--- BEGIN EXERCISE INPUT ---
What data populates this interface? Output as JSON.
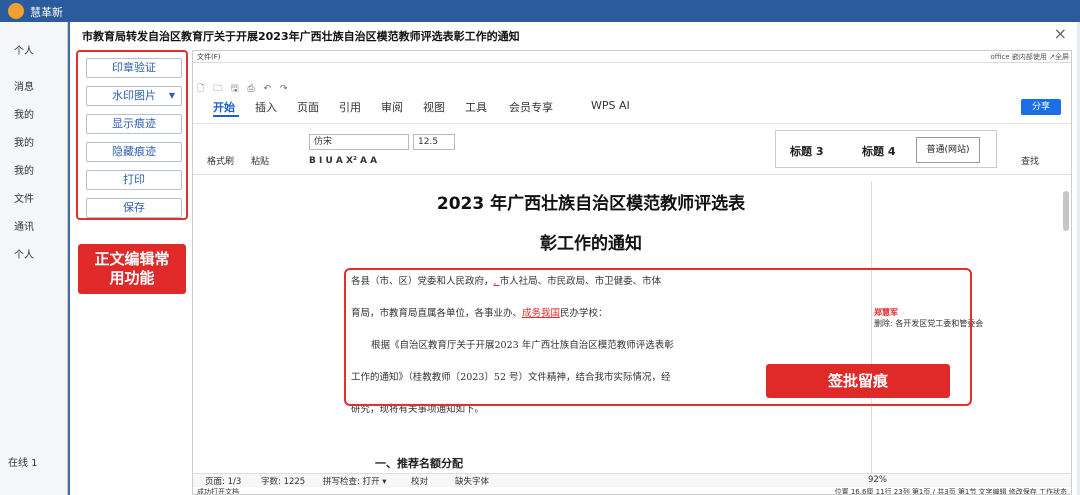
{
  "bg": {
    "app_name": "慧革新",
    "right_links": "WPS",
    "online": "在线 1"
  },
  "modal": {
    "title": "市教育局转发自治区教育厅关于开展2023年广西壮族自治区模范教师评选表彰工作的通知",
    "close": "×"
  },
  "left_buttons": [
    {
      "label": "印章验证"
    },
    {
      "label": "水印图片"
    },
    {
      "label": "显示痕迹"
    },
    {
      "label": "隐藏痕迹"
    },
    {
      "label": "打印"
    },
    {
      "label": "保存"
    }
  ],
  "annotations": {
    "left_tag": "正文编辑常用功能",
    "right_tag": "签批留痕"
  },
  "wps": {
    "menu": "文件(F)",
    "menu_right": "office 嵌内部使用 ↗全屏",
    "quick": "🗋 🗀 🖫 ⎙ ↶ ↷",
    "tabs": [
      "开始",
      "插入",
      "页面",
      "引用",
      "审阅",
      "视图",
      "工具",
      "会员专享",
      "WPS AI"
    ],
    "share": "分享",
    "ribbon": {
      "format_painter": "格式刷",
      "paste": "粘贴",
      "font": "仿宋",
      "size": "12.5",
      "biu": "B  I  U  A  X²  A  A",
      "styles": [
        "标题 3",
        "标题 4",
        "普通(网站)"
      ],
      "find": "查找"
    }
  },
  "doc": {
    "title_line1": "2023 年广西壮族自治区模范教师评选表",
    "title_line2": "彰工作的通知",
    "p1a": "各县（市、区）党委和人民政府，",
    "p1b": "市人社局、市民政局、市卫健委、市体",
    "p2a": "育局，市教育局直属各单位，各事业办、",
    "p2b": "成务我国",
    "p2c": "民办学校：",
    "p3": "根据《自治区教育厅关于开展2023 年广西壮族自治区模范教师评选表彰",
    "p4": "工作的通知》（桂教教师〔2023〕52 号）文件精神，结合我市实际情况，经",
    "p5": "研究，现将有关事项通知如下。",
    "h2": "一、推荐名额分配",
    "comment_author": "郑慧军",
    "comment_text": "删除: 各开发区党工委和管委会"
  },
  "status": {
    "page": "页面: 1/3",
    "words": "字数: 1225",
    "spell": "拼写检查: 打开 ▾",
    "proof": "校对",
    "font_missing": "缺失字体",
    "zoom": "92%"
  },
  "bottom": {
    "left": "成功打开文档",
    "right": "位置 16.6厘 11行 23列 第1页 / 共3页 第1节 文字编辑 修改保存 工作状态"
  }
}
--- END EXERCISE INPUT ---
--- BEGIN EXERCISE INPUT ---
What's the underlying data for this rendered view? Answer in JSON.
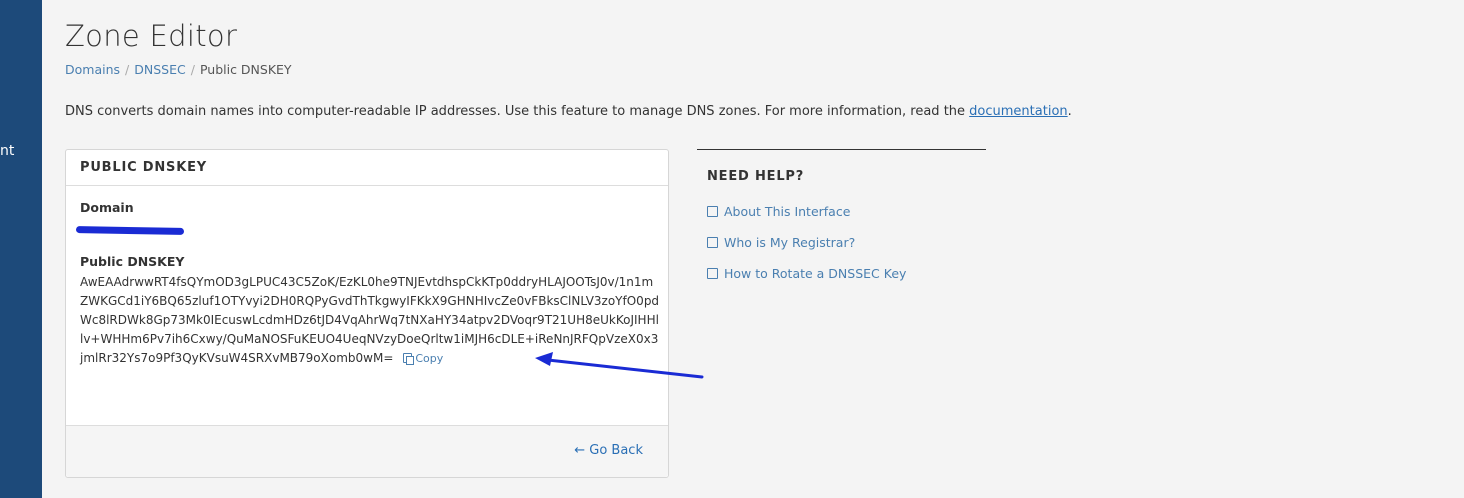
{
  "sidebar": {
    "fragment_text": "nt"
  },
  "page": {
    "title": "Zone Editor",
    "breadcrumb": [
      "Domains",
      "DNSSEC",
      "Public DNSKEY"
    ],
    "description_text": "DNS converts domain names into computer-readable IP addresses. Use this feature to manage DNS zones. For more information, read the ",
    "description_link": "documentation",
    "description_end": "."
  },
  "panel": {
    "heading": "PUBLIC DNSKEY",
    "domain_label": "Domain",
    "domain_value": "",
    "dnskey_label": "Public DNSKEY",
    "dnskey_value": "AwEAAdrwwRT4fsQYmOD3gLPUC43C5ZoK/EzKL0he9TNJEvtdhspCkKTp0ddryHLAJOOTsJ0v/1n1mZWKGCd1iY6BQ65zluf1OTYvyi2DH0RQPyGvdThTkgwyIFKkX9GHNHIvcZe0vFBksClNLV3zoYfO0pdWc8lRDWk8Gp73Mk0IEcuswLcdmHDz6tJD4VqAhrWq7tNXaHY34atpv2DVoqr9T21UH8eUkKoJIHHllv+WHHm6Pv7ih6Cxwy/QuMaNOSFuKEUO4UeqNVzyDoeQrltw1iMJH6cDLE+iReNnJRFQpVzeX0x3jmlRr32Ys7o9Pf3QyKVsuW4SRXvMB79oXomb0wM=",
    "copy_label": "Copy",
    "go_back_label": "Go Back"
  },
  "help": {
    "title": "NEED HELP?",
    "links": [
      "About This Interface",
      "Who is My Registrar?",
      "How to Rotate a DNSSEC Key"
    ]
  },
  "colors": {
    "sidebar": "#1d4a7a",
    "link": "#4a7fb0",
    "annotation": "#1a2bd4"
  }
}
--- END EXERCISE INPUT ---
Your answer should be a single number: the count of lines containing the word "data".

ANSWER TO THIS TASK: 2